THE TASK: Pull out each line of the data that includes the word "równanie".
>> Start DATA PROVIDED
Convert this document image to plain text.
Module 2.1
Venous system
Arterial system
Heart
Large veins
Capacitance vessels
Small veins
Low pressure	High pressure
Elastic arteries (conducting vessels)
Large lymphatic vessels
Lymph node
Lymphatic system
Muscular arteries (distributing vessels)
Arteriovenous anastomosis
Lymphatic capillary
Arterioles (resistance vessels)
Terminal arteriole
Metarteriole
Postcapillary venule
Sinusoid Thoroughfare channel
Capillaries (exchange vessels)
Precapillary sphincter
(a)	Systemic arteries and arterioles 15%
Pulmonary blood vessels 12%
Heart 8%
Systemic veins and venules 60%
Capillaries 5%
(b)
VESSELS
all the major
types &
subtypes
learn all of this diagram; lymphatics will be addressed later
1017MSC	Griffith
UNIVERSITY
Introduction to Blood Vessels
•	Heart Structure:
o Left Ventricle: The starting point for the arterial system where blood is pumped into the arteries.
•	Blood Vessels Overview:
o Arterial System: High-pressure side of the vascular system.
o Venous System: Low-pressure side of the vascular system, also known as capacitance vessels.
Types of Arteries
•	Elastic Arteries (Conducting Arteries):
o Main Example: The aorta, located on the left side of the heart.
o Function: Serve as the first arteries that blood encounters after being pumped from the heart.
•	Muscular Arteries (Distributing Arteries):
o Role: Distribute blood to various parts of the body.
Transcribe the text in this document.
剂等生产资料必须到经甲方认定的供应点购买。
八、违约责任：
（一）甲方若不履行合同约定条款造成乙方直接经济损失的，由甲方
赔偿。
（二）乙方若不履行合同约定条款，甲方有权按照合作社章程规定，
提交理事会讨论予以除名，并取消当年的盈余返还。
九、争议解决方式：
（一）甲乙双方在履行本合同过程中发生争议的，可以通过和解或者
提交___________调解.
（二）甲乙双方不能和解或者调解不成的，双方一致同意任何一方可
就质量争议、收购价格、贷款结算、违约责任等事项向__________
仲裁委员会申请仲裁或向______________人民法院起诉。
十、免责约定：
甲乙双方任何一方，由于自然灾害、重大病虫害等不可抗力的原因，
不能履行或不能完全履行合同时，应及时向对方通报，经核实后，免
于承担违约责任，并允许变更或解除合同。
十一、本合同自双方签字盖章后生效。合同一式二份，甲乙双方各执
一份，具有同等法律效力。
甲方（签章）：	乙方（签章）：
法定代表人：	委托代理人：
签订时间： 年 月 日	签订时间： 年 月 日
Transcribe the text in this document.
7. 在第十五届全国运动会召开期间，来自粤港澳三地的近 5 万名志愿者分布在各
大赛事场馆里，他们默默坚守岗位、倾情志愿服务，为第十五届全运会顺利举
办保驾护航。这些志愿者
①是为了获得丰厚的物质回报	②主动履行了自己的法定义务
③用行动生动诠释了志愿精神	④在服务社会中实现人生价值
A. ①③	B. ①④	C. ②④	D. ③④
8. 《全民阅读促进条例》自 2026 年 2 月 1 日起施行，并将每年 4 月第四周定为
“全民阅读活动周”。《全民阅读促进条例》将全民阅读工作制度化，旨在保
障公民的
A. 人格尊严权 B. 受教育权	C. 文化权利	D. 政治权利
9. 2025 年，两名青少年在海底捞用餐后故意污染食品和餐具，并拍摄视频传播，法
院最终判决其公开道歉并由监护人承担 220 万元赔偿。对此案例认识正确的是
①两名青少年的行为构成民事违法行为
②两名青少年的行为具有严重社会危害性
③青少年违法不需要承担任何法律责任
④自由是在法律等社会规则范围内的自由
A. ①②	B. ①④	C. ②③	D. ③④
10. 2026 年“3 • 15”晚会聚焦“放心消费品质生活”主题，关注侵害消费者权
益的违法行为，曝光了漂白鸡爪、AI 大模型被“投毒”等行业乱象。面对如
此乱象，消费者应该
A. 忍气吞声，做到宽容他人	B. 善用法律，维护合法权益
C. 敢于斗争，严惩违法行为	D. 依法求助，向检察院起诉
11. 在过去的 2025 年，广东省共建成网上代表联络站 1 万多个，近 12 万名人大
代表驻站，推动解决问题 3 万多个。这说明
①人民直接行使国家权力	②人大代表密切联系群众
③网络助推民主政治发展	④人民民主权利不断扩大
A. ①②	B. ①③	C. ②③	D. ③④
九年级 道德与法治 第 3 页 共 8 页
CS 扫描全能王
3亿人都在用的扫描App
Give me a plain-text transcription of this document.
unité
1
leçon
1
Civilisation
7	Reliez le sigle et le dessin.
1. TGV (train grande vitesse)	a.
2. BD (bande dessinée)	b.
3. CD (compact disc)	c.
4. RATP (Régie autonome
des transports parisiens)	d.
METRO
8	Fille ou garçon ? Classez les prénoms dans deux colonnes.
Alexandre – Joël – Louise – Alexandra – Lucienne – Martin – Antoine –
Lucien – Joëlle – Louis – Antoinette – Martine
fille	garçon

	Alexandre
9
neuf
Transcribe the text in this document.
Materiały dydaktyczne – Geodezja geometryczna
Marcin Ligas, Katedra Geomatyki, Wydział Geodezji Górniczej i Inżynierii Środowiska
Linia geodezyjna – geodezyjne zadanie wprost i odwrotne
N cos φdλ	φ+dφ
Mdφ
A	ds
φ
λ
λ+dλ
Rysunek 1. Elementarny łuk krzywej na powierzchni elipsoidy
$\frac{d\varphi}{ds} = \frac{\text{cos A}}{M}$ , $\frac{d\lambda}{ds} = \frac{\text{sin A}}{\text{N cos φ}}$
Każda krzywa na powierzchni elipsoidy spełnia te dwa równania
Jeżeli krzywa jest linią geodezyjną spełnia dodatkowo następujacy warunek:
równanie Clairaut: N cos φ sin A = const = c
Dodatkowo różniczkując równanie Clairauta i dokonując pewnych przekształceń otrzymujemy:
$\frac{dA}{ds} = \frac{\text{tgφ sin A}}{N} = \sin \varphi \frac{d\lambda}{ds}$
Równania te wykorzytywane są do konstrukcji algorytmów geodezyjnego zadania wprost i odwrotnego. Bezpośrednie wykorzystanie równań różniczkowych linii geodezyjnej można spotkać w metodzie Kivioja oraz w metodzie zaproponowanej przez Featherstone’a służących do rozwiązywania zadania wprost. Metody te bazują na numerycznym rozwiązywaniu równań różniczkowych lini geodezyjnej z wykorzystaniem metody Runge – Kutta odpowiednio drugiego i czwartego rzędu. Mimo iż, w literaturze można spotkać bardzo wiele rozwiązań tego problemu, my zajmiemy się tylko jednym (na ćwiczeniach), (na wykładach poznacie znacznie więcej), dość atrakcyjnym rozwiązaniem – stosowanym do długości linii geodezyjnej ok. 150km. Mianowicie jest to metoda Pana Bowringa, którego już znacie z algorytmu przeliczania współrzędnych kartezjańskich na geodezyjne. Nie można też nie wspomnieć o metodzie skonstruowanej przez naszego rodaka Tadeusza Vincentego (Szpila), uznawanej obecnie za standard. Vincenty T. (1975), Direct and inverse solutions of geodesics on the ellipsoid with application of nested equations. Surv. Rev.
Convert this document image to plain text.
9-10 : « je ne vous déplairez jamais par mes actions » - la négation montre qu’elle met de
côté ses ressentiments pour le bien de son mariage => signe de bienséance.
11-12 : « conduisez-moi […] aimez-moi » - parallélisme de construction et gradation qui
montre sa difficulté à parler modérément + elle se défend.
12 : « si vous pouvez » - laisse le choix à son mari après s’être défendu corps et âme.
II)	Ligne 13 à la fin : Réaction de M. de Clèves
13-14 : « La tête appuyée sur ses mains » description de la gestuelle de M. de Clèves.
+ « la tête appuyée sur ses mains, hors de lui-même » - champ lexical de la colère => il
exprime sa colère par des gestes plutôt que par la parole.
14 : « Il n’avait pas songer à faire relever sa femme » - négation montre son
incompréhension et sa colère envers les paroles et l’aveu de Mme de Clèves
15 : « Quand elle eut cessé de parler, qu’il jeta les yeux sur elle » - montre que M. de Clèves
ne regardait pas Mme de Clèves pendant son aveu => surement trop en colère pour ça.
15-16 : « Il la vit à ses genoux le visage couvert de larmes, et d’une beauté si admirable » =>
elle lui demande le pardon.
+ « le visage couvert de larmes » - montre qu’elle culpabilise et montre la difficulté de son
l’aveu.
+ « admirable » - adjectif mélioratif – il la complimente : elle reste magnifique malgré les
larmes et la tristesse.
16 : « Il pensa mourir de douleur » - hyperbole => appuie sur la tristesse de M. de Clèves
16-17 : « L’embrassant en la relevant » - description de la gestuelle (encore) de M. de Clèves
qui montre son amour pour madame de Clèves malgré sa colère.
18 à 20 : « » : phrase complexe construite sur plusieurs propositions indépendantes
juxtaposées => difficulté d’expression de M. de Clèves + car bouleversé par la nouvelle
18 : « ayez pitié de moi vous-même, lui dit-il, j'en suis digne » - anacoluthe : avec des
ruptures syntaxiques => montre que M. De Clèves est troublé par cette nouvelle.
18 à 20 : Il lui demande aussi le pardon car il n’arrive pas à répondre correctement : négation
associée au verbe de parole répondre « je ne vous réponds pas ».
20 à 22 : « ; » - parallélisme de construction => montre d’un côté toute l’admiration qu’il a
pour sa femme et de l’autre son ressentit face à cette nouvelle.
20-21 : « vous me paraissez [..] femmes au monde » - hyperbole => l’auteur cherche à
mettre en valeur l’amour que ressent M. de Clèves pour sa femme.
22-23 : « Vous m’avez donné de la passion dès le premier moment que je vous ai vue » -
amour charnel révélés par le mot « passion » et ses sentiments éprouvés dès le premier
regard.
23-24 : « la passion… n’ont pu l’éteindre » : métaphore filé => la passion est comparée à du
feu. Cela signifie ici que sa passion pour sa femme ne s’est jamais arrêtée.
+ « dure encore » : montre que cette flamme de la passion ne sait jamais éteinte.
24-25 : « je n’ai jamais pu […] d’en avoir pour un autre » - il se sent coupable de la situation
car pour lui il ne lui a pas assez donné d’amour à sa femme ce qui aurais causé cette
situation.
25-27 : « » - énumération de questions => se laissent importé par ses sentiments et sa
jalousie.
>> End DATA PROVIDED
FINISHED TASK:
równanie Clairaut: N cos φ sin A = const = c
Dodatkowo różniczkując równanie Clairauta i dokonując pewnych przekształceń otrzymujemy:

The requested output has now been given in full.